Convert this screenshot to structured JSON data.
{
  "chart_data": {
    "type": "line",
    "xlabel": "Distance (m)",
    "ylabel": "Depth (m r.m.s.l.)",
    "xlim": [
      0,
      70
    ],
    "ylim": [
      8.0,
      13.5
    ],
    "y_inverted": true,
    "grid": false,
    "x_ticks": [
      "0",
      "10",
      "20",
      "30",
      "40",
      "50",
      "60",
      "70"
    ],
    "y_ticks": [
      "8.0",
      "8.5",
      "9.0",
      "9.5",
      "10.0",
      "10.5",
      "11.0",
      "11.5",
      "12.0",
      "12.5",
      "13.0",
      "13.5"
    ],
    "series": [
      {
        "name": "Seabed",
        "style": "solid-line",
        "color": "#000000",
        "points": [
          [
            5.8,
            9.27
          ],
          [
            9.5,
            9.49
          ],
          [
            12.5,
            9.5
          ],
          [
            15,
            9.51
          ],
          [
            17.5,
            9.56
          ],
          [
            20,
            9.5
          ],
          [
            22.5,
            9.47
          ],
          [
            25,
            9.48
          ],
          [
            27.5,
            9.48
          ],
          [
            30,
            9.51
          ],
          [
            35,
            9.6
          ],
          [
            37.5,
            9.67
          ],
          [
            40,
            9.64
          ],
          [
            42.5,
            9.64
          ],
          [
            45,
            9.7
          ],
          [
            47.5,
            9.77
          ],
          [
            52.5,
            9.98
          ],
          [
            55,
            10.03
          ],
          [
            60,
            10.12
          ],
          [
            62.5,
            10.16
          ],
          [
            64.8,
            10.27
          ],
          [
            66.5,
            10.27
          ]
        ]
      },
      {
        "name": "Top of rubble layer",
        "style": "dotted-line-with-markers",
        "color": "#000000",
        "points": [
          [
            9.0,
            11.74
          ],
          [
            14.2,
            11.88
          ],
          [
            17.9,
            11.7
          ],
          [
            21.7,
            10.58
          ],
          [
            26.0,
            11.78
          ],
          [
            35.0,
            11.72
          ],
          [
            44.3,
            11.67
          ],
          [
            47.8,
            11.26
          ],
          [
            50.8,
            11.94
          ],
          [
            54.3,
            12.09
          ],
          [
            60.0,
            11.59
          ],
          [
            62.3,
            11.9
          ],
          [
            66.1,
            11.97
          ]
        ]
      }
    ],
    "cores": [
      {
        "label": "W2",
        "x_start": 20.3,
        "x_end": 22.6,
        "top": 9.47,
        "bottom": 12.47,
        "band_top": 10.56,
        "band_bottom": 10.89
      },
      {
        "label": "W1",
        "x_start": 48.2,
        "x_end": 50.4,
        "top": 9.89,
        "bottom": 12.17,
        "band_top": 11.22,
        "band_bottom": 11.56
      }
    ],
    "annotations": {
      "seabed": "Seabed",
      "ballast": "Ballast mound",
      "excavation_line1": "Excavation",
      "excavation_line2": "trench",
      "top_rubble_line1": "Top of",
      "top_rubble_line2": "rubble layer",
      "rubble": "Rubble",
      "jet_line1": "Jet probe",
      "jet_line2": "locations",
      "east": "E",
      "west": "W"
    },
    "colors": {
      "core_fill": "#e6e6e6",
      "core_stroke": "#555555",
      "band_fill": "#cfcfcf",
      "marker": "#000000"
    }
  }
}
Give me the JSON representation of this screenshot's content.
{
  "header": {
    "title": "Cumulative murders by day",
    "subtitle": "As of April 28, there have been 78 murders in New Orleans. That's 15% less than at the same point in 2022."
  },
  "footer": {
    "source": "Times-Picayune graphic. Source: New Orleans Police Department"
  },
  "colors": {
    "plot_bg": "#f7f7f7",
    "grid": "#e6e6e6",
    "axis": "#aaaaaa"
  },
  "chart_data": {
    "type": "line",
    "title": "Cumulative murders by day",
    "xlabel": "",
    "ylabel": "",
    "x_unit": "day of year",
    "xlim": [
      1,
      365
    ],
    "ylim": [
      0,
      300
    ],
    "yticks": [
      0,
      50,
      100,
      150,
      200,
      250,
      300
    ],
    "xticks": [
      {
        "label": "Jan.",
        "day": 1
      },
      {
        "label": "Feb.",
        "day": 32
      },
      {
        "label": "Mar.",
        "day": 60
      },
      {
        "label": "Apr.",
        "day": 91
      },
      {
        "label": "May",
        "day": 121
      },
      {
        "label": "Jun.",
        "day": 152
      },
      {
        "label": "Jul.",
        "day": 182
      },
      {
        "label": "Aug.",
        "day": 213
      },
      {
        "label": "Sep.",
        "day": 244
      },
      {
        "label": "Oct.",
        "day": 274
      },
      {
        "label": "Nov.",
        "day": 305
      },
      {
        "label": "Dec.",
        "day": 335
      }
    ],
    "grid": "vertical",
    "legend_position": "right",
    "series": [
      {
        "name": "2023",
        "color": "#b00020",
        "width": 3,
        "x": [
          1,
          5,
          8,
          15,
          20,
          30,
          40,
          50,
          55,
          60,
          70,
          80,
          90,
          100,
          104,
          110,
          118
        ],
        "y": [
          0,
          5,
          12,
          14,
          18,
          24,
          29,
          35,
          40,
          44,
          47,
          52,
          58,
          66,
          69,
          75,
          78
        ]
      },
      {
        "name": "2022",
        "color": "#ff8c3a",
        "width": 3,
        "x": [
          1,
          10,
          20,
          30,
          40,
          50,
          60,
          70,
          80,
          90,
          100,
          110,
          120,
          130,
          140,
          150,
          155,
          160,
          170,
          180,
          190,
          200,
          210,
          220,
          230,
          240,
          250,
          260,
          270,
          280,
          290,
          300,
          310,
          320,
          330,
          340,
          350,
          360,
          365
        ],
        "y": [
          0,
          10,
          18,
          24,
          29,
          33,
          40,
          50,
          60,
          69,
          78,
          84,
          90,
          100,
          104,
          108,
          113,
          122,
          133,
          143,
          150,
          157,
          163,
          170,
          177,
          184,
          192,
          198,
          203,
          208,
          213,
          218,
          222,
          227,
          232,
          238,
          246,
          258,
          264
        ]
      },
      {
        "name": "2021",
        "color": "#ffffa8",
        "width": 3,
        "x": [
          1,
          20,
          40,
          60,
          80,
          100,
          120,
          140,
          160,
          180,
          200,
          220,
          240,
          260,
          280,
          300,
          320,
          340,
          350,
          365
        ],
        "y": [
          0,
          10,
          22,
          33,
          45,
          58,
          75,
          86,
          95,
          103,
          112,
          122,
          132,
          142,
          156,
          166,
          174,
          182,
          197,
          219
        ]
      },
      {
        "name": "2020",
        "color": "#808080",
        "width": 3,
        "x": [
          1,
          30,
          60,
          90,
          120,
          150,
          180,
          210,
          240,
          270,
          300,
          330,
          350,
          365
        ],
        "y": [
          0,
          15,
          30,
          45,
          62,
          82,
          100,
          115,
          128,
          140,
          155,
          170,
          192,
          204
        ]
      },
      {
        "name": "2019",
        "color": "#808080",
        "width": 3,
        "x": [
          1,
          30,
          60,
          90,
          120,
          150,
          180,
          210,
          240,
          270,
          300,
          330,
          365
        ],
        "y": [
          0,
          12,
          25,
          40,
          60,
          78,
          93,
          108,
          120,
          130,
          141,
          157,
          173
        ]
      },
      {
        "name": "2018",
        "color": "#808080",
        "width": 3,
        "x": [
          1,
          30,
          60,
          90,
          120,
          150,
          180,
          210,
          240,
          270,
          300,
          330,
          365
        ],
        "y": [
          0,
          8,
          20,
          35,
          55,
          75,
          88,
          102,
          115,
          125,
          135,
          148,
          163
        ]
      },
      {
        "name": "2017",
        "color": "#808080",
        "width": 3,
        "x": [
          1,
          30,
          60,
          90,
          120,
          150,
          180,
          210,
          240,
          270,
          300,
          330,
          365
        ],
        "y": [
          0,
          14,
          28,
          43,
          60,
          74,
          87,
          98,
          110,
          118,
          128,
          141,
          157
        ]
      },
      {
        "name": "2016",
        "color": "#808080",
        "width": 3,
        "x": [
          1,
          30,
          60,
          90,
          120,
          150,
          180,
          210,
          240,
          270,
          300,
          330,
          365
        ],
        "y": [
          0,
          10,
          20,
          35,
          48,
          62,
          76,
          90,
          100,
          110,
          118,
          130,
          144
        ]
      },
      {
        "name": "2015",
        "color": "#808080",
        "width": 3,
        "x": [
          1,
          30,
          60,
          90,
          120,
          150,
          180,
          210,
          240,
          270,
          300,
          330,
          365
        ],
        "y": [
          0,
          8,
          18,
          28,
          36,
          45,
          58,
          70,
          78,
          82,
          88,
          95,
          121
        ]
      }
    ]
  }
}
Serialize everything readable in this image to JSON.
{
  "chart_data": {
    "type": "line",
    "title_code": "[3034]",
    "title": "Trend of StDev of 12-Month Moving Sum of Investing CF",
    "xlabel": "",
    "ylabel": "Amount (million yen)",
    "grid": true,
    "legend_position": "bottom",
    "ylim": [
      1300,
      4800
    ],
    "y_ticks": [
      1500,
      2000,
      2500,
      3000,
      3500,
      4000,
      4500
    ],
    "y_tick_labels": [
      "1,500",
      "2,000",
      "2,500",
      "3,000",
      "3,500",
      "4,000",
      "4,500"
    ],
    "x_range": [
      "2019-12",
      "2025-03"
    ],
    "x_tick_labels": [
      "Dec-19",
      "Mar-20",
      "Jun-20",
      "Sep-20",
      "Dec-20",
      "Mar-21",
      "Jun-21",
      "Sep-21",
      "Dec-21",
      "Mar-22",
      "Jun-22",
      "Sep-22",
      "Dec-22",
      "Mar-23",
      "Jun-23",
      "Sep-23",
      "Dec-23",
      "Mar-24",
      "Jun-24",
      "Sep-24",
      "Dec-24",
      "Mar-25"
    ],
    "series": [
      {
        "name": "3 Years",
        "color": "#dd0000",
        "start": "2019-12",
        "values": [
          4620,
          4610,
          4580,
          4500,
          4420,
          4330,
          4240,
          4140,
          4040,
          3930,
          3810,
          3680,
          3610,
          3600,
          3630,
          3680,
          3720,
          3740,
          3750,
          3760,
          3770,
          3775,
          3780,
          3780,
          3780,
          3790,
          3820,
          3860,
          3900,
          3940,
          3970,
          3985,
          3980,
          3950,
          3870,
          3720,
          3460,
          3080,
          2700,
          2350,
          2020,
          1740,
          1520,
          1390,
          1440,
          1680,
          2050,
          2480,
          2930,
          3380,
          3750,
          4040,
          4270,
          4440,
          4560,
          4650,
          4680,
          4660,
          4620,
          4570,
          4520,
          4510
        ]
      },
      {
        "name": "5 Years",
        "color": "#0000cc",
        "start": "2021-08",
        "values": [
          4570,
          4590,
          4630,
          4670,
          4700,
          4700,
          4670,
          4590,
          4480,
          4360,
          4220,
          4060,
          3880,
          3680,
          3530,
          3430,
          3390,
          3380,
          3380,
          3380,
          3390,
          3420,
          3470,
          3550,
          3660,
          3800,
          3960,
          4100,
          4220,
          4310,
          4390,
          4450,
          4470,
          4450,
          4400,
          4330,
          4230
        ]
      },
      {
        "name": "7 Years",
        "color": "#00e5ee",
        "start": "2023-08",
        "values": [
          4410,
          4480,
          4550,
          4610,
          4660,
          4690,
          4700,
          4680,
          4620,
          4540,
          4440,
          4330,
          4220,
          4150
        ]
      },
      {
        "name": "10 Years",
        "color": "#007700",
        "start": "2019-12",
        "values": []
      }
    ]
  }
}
::::
■ Exercise:
For the listing above, identify each line bearing "style".

■ Exercise output:
        "style": "solid-line",
        "style": "dotted-line-with-markers",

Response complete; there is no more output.